* Exercise requirements: Select, from the data, each line where "الكالا" occurs.
=== Provided records ===
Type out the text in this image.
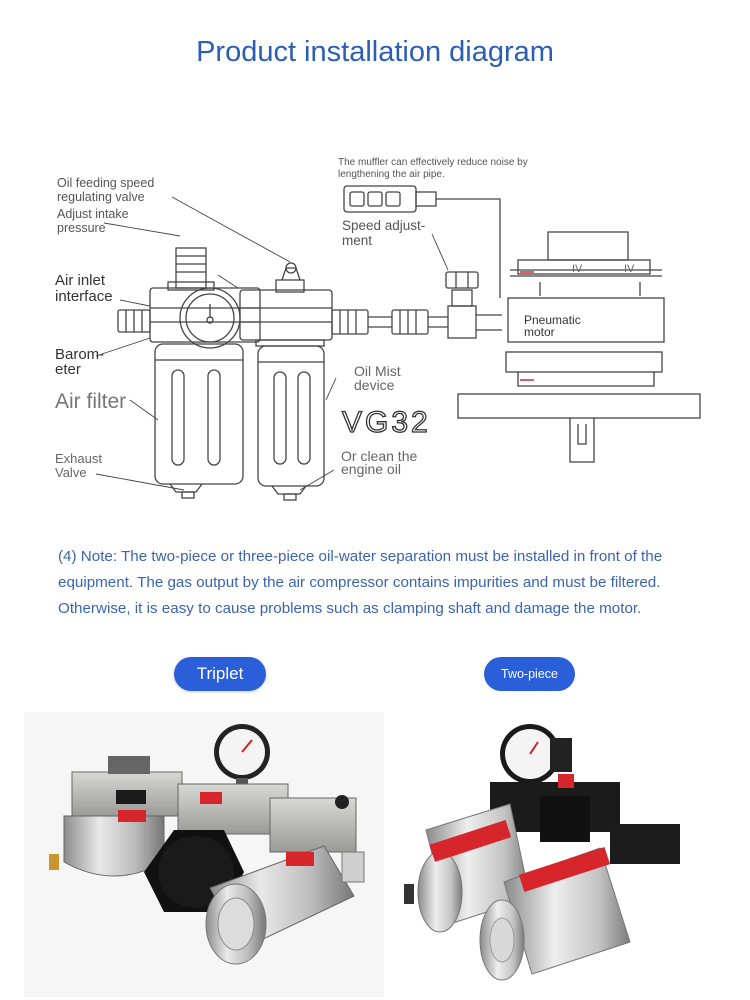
Product installation diagram
The muffler can effectively reduce noise by
lengthening the air pipe.
Oil feeding speed
regulating valve
Adjust intake
pressure	Speed adjust-
ment
Air inlet
interface
Barom-
eter
Air filter
Oil Mist
device
Or clean the
engine oil
Exhaust
Valve
VG32
Pneumatic
motor
IV	IV
(4) Note: The two-piece or three-piece oil-water separation must be installed in front of the
equipment. The gas output by the air compressor contains impurities and must be filtered.
Otherwise, it is easy to cause problems such as clamping shaft and damage the motor.
Triplet	Two-piece
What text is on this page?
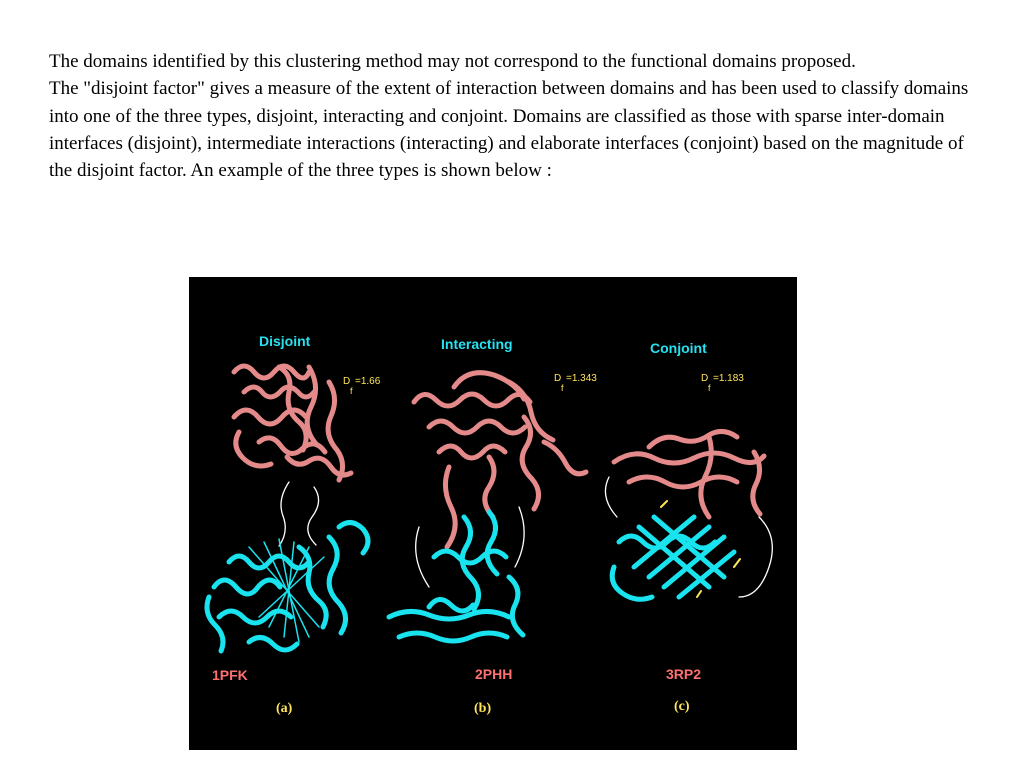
The domains identified by this clustering method may not correspond to the functional domains proposed.

The "disjoint factor" gives a measure of the extent of interaction between domains and has been used to classify domains into one of the three types, disjoint, interacting and conjoint. Domains are classified as those with sparse inter-domain interfaces (disjoint), intermediate interactions (interacting) and elaborate interfaces (conjoint) based on the magnitude of the disjoint factor. An example of the three types is shown below :

Disjoint	Interacting	Conjoint
D
f
=1.66	D
f
=1.343	D
f
=1.183
1PFK	2PHH	3RP2
(a)	(b)	(c)
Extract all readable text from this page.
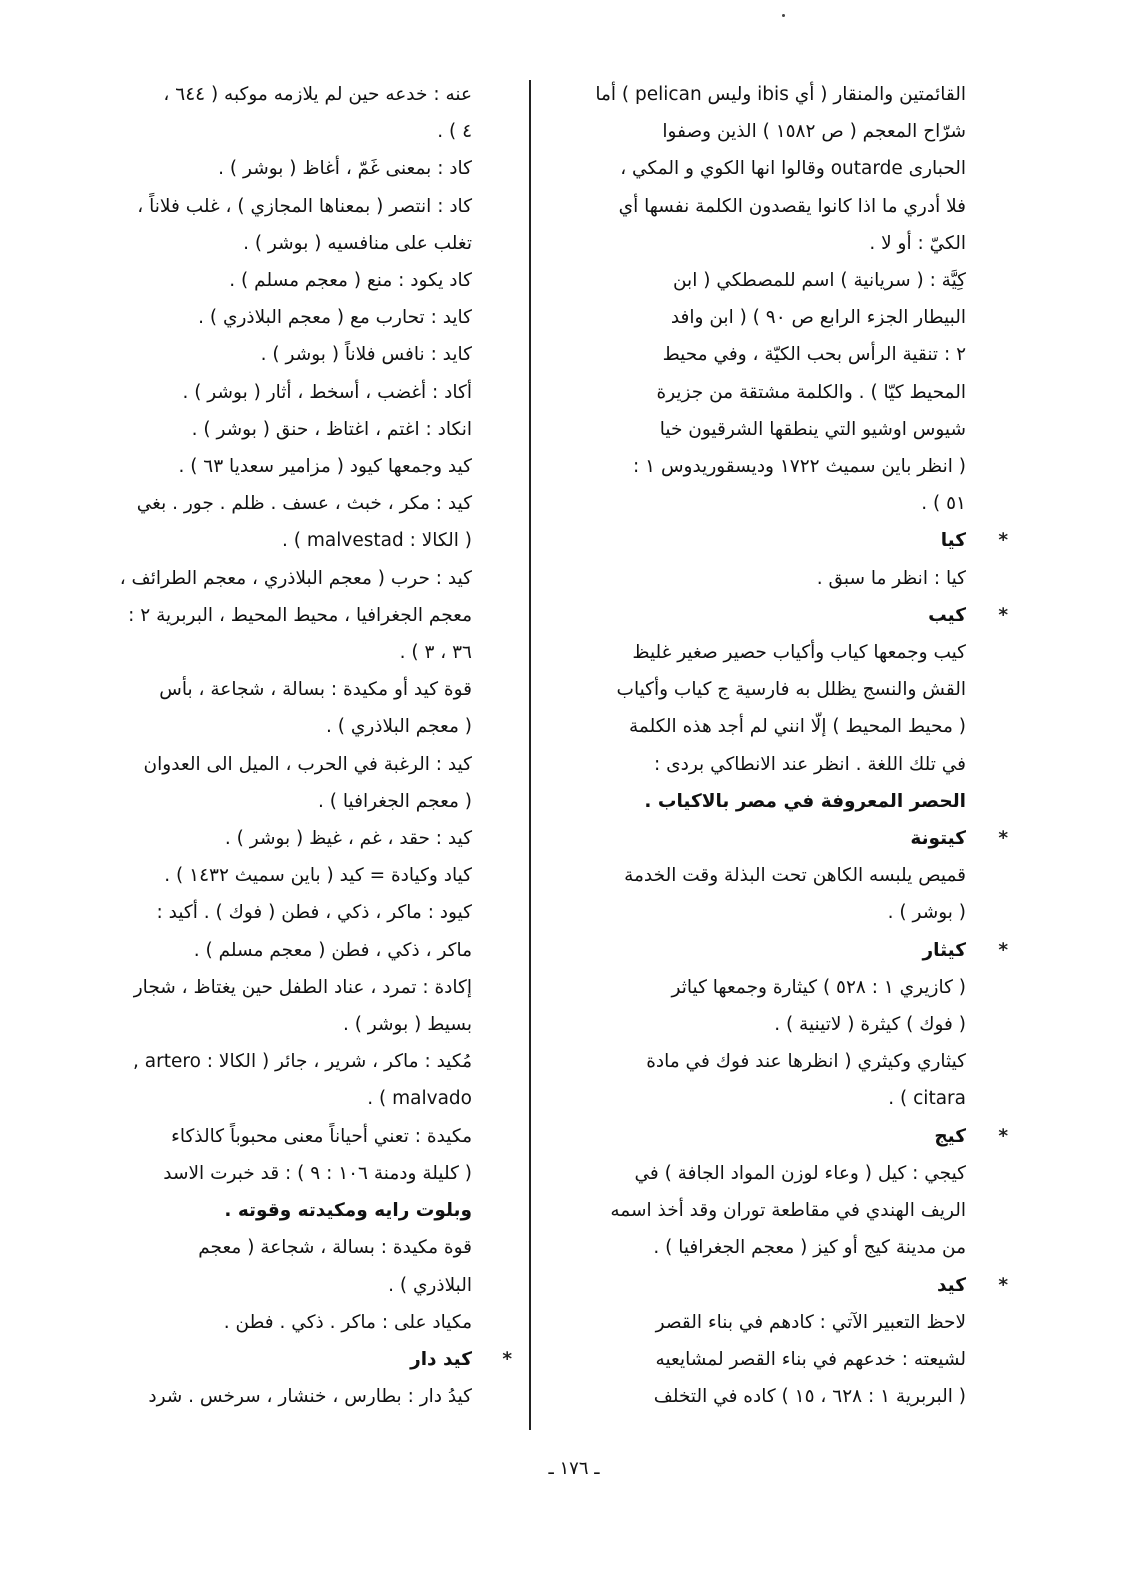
القائمتين والمنقار ( أي ibis وليس pelican ) أما
شرّاح المعجم ( ص ١٥٨٢ ) الذين وصفوا
الحبارى outarde وقالوا انها الكوي و المكي ،
فلا أدري ما اذا كانوا يقصدون الكلمة نفسها أي
الكيّ : أو لا .
كِيَّة : ( سريانية ) اسم للمصطكي ( ابن
البيطار الجزء الرابع ص ٩٠ ) ( ابن وافد
٢ : تنقية الرأس بحب الكيّة ، وفي محيط
المحيط كيّا ) . والكلمة مشتقة من جزيرة
شيوس اوشيو التي ينطقها الشرقيون خيا
( انظر باين سميث ١٧٢٢ وديسقوريدوس ١ :
٥١ ) .
*
كيا
كيا : انظر ما سبق .
*
كيب
كيب وجمعها كياب وأكياب حصير صغير غليظ
القش والنسج يظلل به فارسية ج كياب وأكياب
( محيط المحيط ) إلّا انني لم أجد هذه الكلمة
في تلك اللغة . انظر عند الانطاكي بردى :
الحصر المعروفة في مصر بالاكياب .
*
كيتونة
قميص يلبسه الكاهن تحت البذلة وقت الخدمة
( بوشر ) .
*
كيثار
( كازيري ١ : ٥٢٨ ) كيثارة وجمعها كياثر
( فوك ) كيثرة ( لاتينية ) .
كيثاري وكيثري ( انظرها عند فوك في مادة
citara ) .
*
كيج
كيجي : كيل ( وعاء لوزن المواد الجافة ) في
الريف الهندي في مقاطعة توران وقد أخذ اسمه
من مدينة كيج أو كيز ( معجم الجغرافيا ) .
*
كيد
لاحظ التعبير الآتي : كادهم في بناء القصر
لشيعته : خدعهم في بناء القصر لمشايعيه
( البربرية ١ : ٦٢٨ ، ١٥ ) كاده في التخلف
عنه : خدعه حين لم يلازمه موكبه ( ٦٤٤ ،
٤ ) .
كاد : بمعنى غَمّ ، أغاظ ( بوشر ) .
كاد : انتصر ( بمعناها المجازي ) ، غلب فلاناً ،
تغلب على منافسيه ( بوشر ) .
كاد يكود : منع ( معجم مسلم ) .
كايد : تحارب مع ( معجم البلاذري ) .
كايد : نافس فلاناً ( بوشر ) .
أكاد : أغضب ، أسخط ، أثار ( بوشر ) .
انكاد : اغتم ، اغتاظ ، حنق ( بوشر ) .
كيد وجمعها كيود ( مزامير سعديا ٦٣ ) .
كيد : مكر ، خبث ، عسف . ظلم . جور . بغي
( الكالا : malvestad ) .
كيد : حرب ( معجم البلاذري ، معجم الطرائف ،
معجم الجغرافيا ، محيط المحيط ، البربرية ٢ :
٣٦ ، ٣ ) .
قوة كيد أو مكيدة : بسالة ، شجاعة ، بأس
( معجم البلاذري ) .
كيد : الرغبة في الحرب ، الميل الى العدوان
( معجم الجغرافيا ) .
كيد : حقد ، غم ، غيظ ( بوشر ) .
كياد وكيادة = كيد ( باين سميث ١٤٣٢ ) .
كيود : ماكر ، ذكي ، فطن ( فوك ) . أكيد :
ماكر ، ذكي ، فطن ( معجم مسلم ) .
إكادة : تمرد ، عناد الطفل حين يغتاظ ، شجار
بسيط ( بوشر ) .
مُكيد : ماكر ، شرير ، جائر ( الكالا : artero ,
malvado ) .
مكيدة : تعني أحياناً معنى محبوباً كالذكاء
( كليلة ودمنة ١٠٦ : ٩ ) : قد خبرت الاسد
وبلوت رايه ومكيدته وقوته .
قوة مكيدة : بسالة ، شجاعة ( معجم
البلاذري ) .
مكياد على : ماكر . ذكي . فطن .
*
كيد دار
كيدُ دار : بطارس ، خنشار ، سرخس . شرد
ـ ١٧٦ ـ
===
* Result for this exercise:
( الكالا : malvestad ) .
مُكيد : ماكر ، شرير ، جائر ( الكالا : artero ,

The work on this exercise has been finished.